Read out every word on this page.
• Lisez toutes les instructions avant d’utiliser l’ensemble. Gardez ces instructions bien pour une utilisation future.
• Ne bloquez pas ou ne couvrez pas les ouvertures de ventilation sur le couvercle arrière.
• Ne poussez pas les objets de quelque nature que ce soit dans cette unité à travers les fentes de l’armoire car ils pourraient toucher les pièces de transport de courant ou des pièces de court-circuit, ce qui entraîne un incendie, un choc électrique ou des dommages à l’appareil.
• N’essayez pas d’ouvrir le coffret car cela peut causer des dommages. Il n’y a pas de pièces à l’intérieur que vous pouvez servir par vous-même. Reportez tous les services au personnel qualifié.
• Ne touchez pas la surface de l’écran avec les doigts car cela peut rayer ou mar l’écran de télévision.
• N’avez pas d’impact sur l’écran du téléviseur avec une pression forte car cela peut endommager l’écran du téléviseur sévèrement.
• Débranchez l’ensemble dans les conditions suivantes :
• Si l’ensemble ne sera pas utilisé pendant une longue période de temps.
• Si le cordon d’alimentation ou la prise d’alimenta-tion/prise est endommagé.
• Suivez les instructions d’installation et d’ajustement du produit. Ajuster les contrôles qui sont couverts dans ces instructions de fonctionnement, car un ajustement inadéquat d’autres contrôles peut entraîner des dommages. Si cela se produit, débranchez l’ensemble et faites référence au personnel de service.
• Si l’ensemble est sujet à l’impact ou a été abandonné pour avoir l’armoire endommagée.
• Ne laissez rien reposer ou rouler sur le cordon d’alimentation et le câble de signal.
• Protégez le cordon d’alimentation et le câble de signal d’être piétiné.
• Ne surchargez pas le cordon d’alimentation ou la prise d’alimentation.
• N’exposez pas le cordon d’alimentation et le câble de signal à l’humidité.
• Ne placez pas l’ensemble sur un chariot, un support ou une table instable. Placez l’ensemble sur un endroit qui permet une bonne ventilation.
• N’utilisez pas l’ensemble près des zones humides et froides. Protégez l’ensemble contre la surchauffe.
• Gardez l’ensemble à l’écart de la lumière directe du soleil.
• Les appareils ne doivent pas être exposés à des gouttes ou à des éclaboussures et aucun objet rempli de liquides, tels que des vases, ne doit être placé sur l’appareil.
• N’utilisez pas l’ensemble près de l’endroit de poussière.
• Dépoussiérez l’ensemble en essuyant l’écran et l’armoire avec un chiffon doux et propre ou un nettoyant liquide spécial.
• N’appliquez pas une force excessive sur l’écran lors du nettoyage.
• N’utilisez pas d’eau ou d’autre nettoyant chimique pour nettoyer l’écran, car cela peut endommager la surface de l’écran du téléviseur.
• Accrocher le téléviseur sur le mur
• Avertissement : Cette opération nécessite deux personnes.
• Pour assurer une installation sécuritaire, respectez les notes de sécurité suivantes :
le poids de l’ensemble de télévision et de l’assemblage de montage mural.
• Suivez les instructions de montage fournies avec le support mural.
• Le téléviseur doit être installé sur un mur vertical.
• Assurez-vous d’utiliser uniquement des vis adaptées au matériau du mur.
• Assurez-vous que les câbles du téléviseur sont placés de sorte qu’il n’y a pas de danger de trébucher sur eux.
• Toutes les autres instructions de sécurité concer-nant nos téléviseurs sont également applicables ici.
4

————

§ JOB
Extract all lines from the data in which "ventilation" is found.

§ THE SOLUTION
• Ne bloquez pas ou ne couvrez pas les ouvertures de ventilation sur le couvercle arrière.
• Ne placez pas l’ensemble sur un chariot, un support ou une table instable. Placez l’ensemble sur un endroit qui permet une bonne ventilation.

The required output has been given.